▸ **SET TASK**:
Where the word "your" occurs in a line, return that line.

--- start TASK DATA ---

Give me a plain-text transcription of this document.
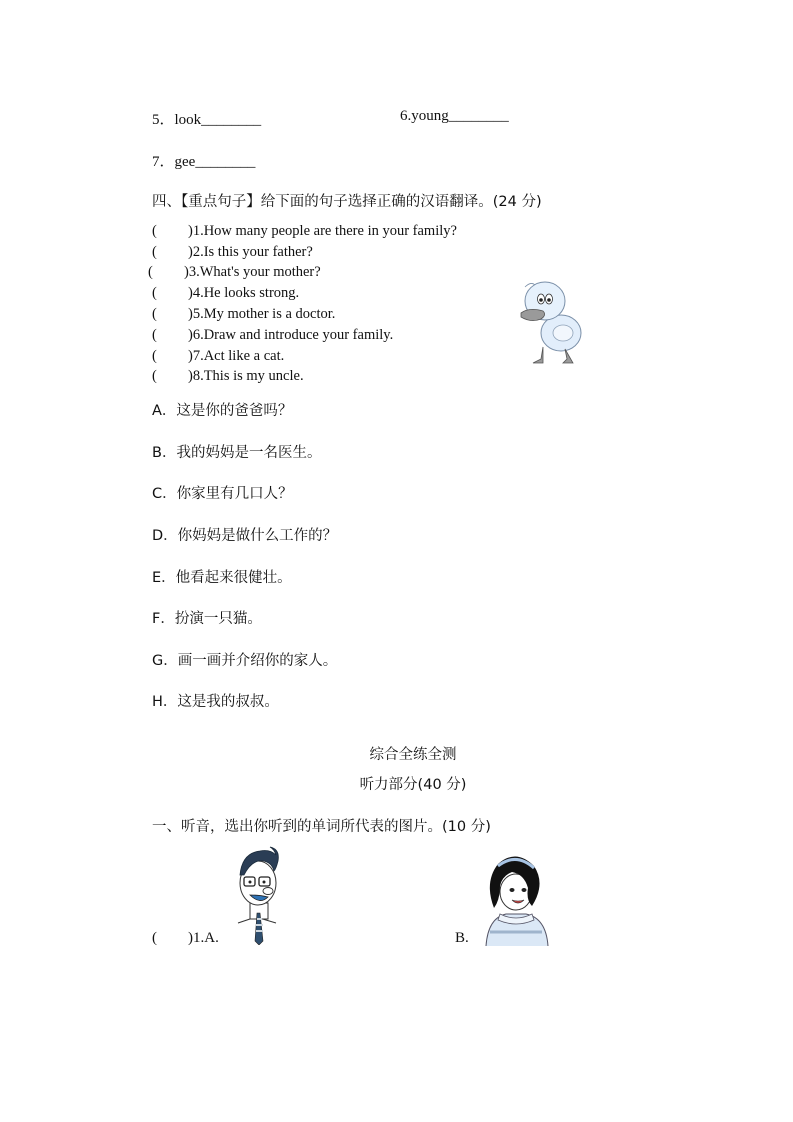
5．look________	6.young________
7．gee________
四、【重点句子】给下面的句子选择正确的汉语翻译。(24 分)
( )1.How many people are there in your family?
( )2.Is this your father?
( )3.What's your mother?
( )4.He looks strong.
( )5.My mother is a doctor.
( )6.Draw and introduce your family.
( )7.Act like a cat.
( )8.This is my uncle.
A．这是你的爸爸吗？
B．我的妈妈是一名医生。
C．你家里有几口人？
D．你妈妈是做什么工作的？
E．他看起来很健壮。
F．扮演一只猫。
G．画一画并介绍你的家人。
H．这是我的叔叔。
综合全练全测
听力部分(40 分)
一、听音，选出你听到的单词所代表的图片。(10 分)
( )1.A.	B.
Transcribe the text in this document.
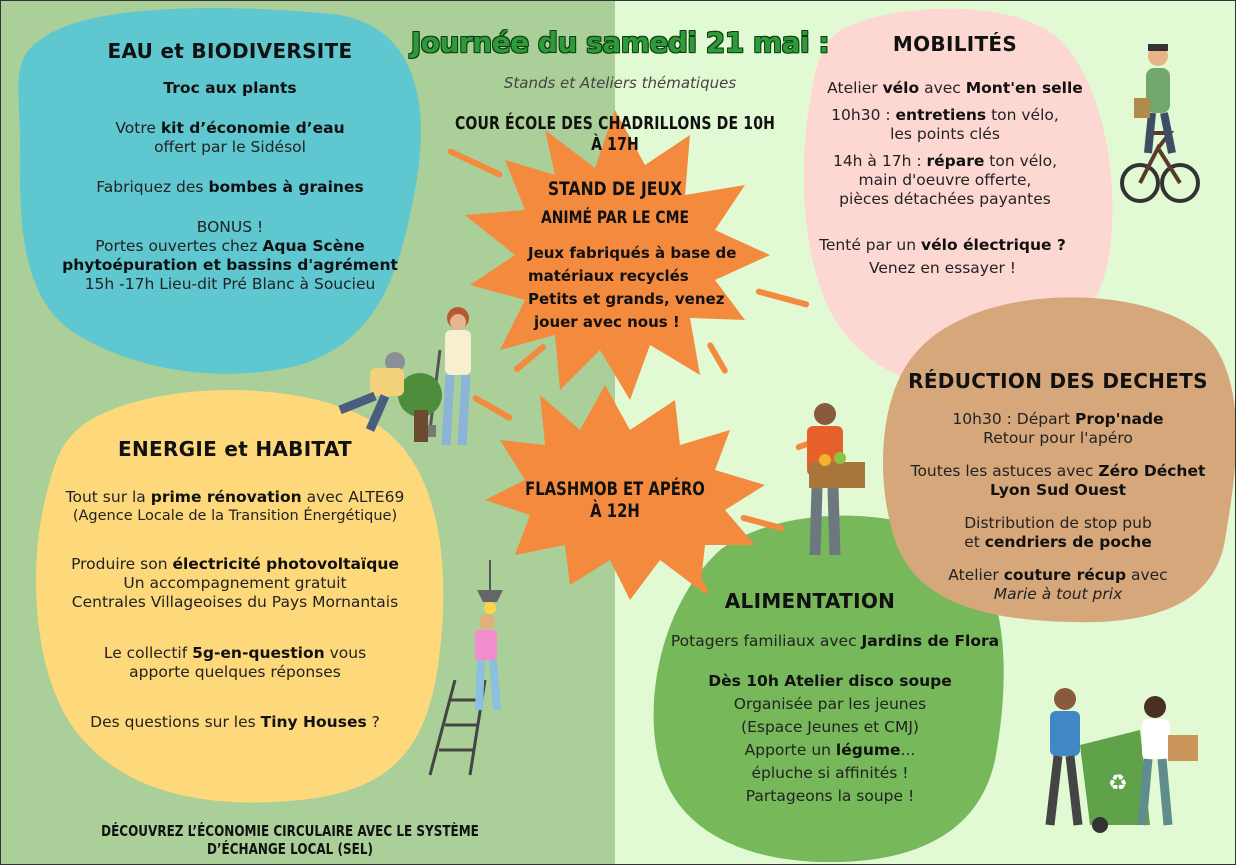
Journée du samedi 21 mai :
Stands et Ateliers thématiques
COUR ÉCOLE DES CHADRILLONS DE 10H À 17H
EAU et BIODIVERSITE
Troc aux plants
Votre kit d’économie d’eau
offert par le Sidésol
Fabriquez des bombes à graines
BONUS !
Portes ouvertes chez Aqua Scène
phytoépuration et bassins d'agrément
15h -17h Lieu-dit Pré Blanc à Soucieu
STAND DE JEUX
ANIMÉ PAR LE CME
Jeux fabriqués à base de
matériaux recyclés
Petits et grands, venez
jouer avec nous !
FLASHMOB ET APÉRO À 12H
MOBILITÉS
Atelier vélo avec Mont'en selle
10h30 : entretiens ton vélo,
les points clés
14h à 17h : répare ton vélo,
main d'oeuvre offerte,
pièces détachées payantes
Tenté par un vélo électrique ?
Venez en essayer !
ENERGIE et HABITAT
Tout sur la prime rénovation avec ALTE69
(Agence Locale de la Transition Énergétique)
Produire son électricité photovoltaïque
Un accompagnement gratuit
Centrales Villageoises du Pays Mornantais
Le collectif 5g-en-question vous
apporte quelques réponses
Des questions sur les Tiny Houses ?
RÉDUCTION DES DECHETS
10h30 : Départ Prop'nade
Retour pour l'apéro
Toutes les astuces avec Zéro Déchet
Lyon Sud Ouest
Distribution de stop pub
et cendriers de poche
Atelier couture récup avec
Marie à tout prix
ALIMENTATION
Potagers familiaux avec Jardins de Flora
Dès 10h Atelier disco soupe
Organisée par les jeunes
(Espace Jeunes et CMJ)
Apporte un légume...
épluche si affinités !
Partageons la soupe !
DÉCOUVREZ L’ÉCONOMIE CIRCULAIRE AVEC LE SYSTÈME D’ÉCHANGE LOCAL (SEL)
♻
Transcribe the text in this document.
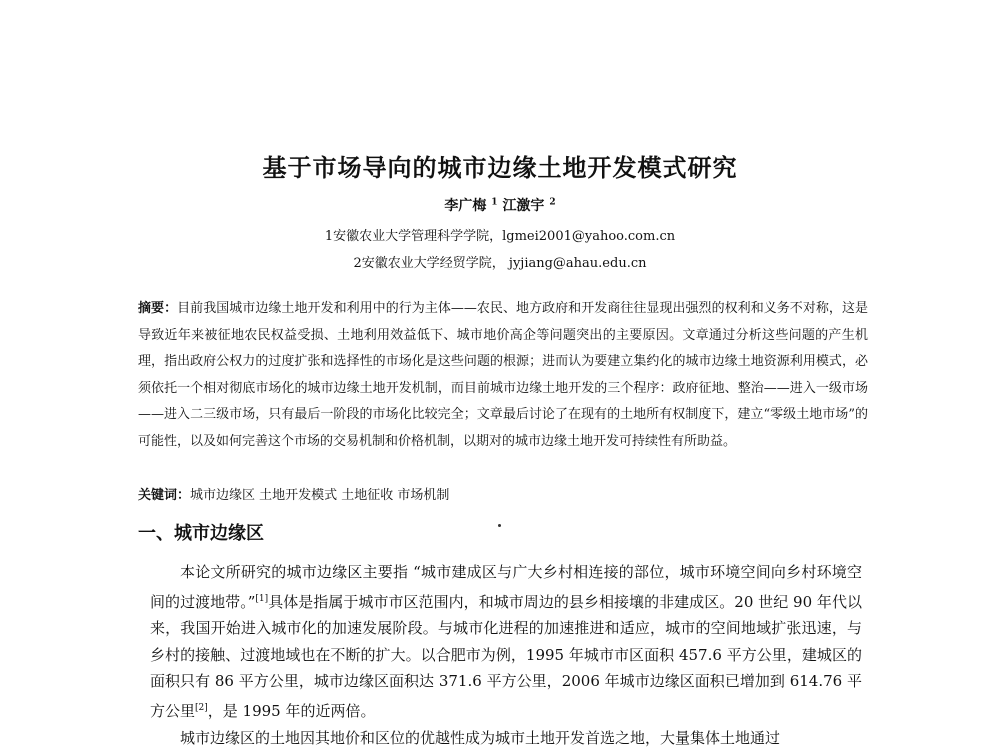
基于市场导向的城市边缘土地开发模式研究
李广梅 $^1$ 江激宇 $^2$
1安徽农业大学管理科学学院，lgmei2001@yahoo.com.cn
2安徽农业大学经贸学院， jyjiang@ahau.edu.cn
摘要：目前我国城市边缘土地开发和利用中的行为主体——农民、地方政府和开发商往往显现出强烈的权利和义务不对称，这是导致近年来被征地农民权益受损、土地利用效益低下、城市地价高企等问题突出的主要原因。文章通过分析这些问题的产生机理，指出政府公权力的过度扩张和选择性的市场化是这些问题的根源；进而认为要建立集约化的城市边缘土地资源利用模式，必须依托一个相对彻底市场化的城市边缘土地开发机制，而目前城市边缘土地开发的三个程序：政府征地、整治——进入一级市场——进入二三级市场，只有最后一阶段的市场化比较完全；文章最后讨论了在现有的土地所有权制度下，建立“零级土地市场”的可能性，以及如何完善这个市场的交易机制和价格机制，以期对的城市边缘土地开发可持续性有所助益。
关键词：城市边缘区 土地开发模式 土地征收 市场机制
一、城市边缘区

本论文所研究的城市边缘区主要指 “城市建成区与广大乡村相连接的部位，城市环境空间向乡村环境空间的过渡地带。”[1]具体是指属于城市市区范围内，和城市周边的县乡相接壤的非建成区。20 世纪 90 年代以来，我国开始进入城市化的加速发展阶段。与城市化进程的加速推进和适应，城市的空间地域扩张迅速，与乡村的接触、过渡地域也在不断的扩大。以合肥市为例，1995 年城市市区面积 457.6 平方公里，建城区的面积只有 86 平方公里，城市边缘区面积达 371.6 平方公里，2006 年城市边缘区面积已增加到 614.76 平方公里[2]，是 1995 年的近两倍。

城市边缘区的土地因其地价和区位的优越性成为城市土地开发首选之地，大量集体土地通过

--- end TASK DATA ---

▸ **RESULT BELOW**:
( )1.How many people are there in your family?
( )2.Is this your father?
( )3.What's your mother?
( )6.Draw and introduce your family.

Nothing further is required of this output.